(Dataset records)

Begin

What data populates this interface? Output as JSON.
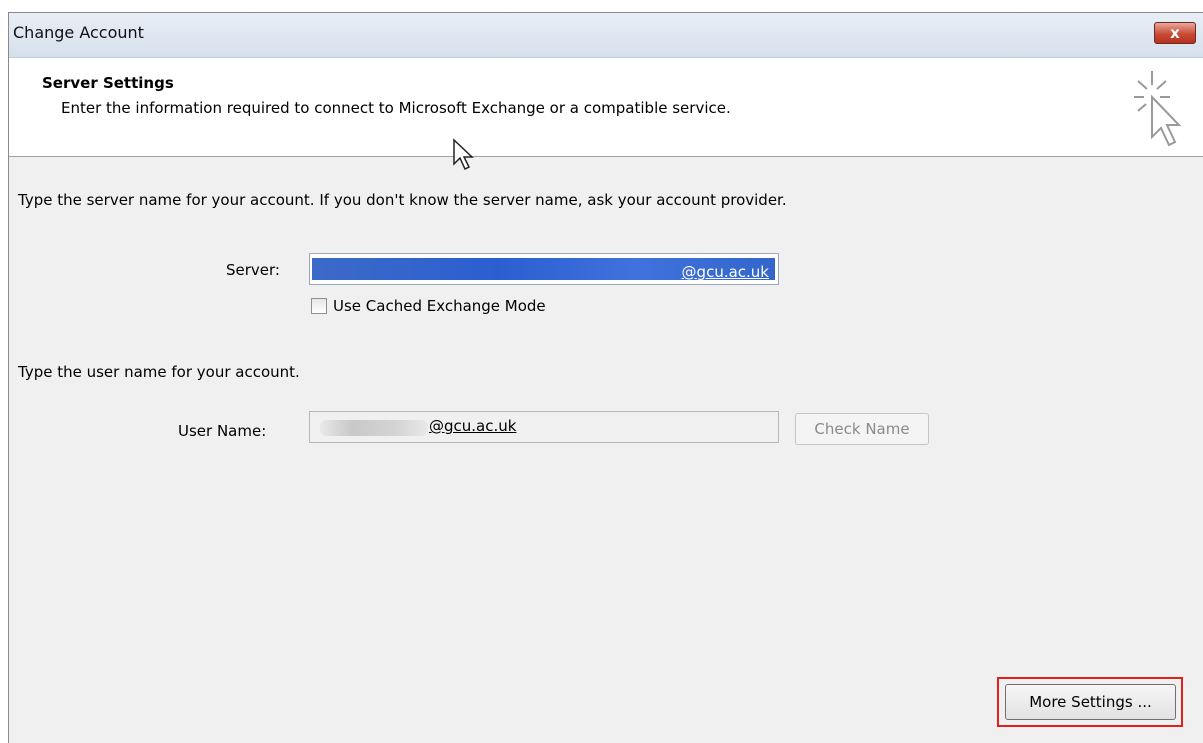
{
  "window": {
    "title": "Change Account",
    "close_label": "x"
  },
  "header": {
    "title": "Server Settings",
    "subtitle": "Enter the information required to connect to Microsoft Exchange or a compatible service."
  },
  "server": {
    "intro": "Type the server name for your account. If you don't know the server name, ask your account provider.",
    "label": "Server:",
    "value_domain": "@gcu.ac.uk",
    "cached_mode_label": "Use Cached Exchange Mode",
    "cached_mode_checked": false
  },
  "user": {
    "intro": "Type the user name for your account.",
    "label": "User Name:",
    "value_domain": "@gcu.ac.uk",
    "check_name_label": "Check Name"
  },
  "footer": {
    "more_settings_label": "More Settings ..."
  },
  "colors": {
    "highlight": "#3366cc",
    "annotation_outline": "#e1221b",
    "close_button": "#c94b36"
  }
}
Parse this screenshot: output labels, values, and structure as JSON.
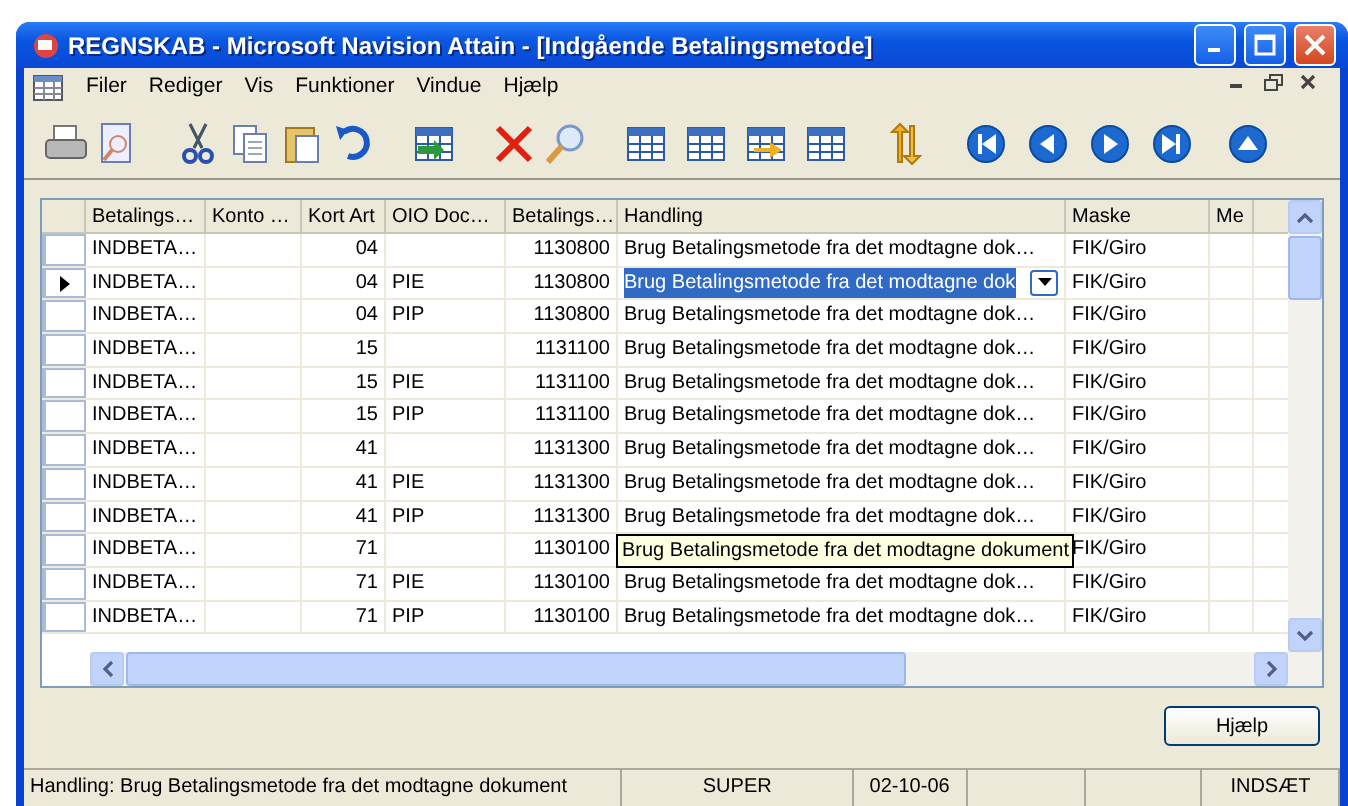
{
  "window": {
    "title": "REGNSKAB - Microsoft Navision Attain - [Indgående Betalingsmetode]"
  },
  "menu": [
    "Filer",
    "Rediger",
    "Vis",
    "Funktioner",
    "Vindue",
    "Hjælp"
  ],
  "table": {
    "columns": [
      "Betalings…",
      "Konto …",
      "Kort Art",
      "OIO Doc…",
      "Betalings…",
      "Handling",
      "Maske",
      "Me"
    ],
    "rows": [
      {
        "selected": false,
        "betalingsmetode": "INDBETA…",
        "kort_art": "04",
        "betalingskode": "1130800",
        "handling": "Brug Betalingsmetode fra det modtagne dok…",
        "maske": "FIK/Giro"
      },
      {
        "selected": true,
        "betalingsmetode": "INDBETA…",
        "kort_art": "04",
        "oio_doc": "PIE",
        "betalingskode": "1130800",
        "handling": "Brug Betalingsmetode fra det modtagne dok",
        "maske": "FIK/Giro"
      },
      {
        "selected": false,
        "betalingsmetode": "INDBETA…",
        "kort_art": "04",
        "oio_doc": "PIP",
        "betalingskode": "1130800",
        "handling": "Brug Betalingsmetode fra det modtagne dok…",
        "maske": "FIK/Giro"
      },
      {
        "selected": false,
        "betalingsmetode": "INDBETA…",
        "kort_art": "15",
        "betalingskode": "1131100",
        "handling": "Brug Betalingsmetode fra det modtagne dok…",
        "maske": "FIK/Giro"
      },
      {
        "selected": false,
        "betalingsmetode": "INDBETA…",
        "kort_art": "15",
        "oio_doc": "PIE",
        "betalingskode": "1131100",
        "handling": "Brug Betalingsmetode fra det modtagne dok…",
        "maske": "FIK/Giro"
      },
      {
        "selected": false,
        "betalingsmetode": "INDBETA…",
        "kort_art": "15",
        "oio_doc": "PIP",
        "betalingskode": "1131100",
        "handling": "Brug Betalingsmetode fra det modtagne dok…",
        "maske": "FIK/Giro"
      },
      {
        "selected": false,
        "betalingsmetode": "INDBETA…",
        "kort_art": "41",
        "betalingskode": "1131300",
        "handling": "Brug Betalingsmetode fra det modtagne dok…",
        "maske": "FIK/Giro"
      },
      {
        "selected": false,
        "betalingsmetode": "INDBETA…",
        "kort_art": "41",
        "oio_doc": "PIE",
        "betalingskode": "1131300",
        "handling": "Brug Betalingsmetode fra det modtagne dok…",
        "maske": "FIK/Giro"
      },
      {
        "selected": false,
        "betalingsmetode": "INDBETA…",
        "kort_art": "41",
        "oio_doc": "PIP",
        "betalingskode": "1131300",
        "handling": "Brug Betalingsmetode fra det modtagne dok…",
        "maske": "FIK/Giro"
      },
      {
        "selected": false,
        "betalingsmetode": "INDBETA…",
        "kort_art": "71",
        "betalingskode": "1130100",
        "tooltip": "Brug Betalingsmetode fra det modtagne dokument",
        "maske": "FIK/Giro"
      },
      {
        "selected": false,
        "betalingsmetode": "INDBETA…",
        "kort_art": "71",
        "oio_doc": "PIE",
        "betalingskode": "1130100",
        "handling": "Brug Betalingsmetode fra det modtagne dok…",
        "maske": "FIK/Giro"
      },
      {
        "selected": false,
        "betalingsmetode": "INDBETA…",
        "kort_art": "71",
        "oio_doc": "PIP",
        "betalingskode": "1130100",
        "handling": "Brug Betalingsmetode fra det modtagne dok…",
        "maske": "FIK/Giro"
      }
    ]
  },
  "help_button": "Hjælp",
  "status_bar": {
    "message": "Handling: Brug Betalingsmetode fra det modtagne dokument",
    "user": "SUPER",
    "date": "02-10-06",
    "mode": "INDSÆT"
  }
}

End
Begin

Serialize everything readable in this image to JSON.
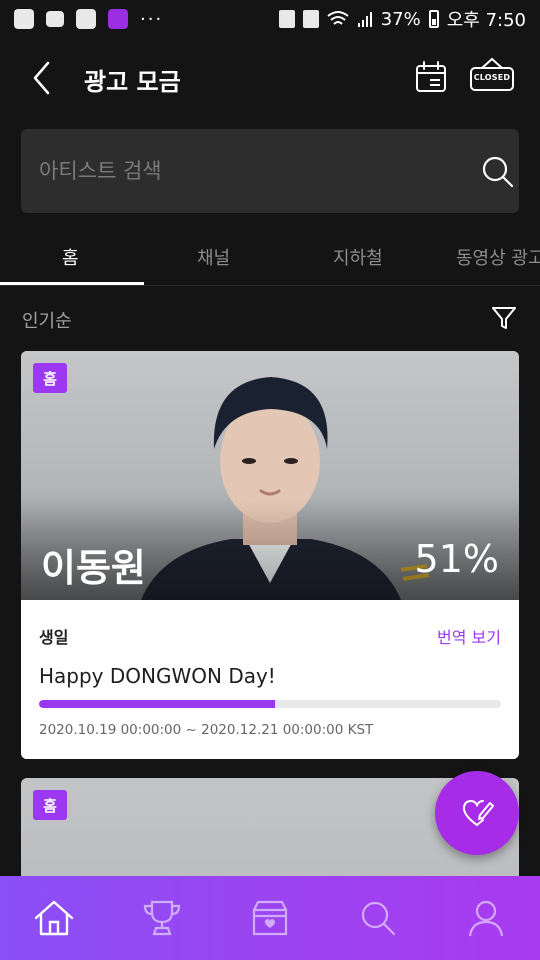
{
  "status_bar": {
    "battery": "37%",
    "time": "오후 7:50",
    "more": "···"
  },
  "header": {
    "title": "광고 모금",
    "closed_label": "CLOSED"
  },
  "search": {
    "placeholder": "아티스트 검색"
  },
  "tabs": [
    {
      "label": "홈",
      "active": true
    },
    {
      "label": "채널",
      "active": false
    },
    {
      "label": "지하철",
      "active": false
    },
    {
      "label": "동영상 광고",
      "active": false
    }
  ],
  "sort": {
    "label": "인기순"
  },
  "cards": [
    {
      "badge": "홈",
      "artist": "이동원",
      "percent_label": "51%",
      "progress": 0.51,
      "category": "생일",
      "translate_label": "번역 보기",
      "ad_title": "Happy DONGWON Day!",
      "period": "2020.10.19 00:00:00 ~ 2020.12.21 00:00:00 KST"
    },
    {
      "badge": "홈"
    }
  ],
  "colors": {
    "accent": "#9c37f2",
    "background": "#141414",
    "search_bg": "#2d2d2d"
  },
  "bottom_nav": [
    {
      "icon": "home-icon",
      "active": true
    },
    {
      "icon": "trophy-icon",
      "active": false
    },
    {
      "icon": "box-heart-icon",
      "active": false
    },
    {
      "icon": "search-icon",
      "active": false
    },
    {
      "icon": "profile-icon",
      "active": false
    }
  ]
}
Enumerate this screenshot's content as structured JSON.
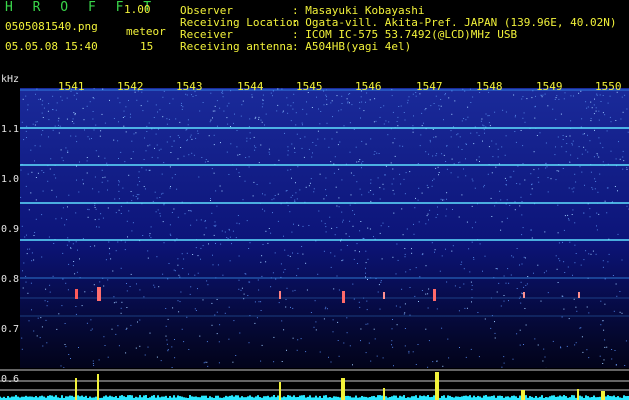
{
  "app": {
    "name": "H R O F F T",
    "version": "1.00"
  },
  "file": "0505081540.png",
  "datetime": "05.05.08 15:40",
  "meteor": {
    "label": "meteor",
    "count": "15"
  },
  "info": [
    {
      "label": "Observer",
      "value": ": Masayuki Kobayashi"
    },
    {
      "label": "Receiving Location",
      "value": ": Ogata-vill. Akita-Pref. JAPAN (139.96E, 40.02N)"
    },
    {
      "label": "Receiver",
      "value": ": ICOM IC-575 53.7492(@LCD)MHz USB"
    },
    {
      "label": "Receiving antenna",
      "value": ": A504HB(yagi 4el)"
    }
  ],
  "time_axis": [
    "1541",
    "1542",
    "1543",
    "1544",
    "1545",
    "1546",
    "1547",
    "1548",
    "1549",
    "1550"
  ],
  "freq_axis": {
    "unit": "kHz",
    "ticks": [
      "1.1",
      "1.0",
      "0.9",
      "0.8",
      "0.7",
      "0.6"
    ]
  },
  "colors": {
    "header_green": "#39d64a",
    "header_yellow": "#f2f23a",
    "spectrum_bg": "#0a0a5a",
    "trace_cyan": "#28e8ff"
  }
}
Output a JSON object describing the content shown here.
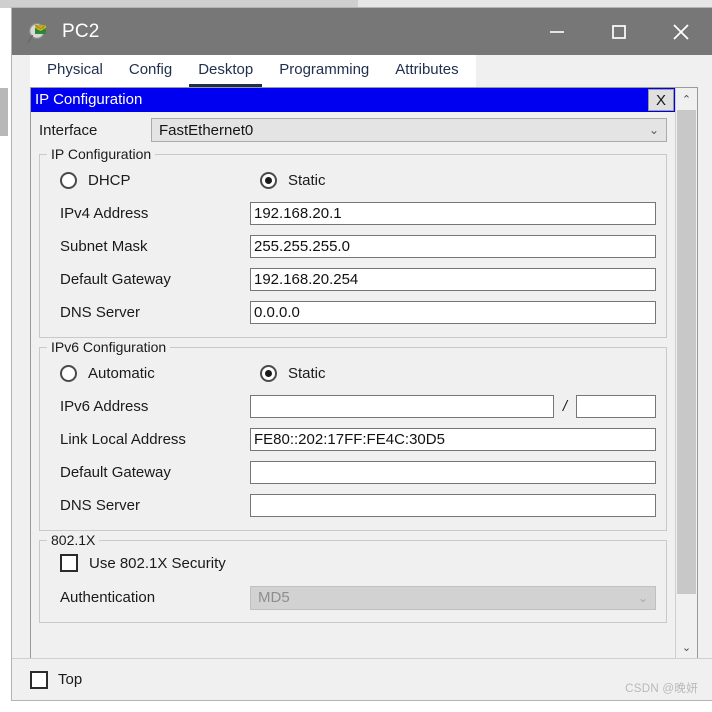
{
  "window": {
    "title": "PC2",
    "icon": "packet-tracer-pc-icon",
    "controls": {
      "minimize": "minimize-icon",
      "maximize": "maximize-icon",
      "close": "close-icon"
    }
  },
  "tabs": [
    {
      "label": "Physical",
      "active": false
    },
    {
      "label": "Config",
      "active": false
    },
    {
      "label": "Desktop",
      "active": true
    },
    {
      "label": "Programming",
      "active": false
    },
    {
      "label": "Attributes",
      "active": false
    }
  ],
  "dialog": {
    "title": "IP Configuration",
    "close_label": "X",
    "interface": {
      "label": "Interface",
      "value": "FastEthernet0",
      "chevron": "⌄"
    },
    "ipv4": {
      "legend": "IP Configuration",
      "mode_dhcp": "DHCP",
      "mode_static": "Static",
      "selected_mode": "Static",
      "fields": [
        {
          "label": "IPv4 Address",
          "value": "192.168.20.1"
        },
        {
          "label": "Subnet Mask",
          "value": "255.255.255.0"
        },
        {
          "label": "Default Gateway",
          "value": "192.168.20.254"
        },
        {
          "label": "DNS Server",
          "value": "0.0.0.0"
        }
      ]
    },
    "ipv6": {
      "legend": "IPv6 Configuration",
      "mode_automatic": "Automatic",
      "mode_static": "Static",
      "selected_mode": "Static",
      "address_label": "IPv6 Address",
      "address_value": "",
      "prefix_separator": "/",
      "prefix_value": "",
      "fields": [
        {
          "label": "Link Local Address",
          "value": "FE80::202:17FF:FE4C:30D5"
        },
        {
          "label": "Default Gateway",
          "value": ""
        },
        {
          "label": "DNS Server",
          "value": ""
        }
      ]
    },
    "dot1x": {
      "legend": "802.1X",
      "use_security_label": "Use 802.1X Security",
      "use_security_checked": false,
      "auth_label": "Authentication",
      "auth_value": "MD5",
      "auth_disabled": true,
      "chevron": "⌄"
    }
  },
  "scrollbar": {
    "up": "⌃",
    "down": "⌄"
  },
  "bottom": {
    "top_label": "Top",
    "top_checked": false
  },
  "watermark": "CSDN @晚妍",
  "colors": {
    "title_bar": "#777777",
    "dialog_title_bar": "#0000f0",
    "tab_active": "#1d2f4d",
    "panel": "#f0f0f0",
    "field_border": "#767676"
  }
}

End
Begin

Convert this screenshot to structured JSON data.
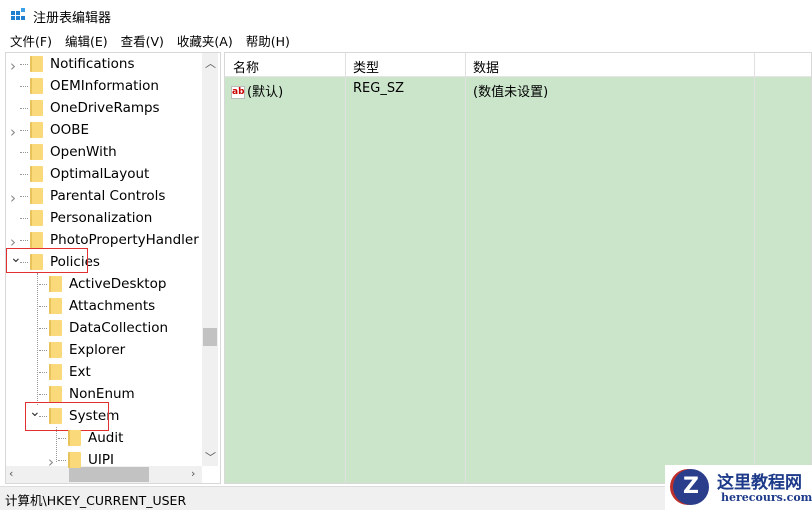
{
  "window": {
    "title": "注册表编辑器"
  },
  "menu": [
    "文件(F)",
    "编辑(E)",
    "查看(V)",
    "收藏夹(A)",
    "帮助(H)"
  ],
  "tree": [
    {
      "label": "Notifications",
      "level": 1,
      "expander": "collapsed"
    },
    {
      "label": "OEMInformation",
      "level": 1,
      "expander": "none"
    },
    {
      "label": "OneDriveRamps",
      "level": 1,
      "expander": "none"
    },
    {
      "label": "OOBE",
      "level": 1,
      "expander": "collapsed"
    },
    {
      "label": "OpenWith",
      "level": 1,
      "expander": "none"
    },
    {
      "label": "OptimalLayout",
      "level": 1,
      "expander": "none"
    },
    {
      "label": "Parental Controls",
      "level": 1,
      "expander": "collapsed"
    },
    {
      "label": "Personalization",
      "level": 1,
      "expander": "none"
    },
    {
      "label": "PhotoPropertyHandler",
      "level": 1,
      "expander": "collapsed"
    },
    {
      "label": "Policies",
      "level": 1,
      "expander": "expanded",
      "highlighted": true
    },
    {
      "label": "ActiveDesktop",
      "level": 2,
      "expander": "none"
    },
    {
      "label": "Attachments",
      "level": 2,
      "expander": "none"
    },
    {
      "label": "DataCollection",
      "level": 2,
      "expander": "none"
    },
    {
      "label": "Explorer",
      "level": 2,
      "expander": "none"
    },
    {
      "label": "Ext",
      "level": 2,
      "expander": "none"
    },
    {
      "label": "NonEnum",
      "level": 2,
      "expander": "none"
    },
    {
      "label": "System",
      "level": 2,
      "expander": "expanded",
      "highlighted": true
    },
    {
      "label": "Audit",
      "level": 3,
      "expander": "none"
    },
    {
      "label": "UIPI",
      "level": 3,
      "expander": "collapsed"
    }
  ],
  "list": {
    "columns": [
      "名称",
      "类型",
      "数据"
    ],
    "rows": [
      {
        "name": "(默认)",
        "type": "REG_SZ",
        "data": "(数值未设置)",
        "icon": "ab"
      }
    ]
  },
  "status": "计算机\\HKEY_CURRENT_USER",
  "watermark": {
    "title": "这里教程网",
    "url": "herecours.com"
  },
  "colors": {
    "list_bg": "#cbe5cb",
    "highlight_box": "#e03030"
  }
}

End

WHAT IS REQUIRED – Gather every line from the listing above in which the word "dokument" appears.

THE COMPLETED TASK –
        "tooltip": "Brug Betalingsmetode fra det modtagne dokument",
    "message": "Handling: Brug Betalingsmetode fra det modtagne dokument",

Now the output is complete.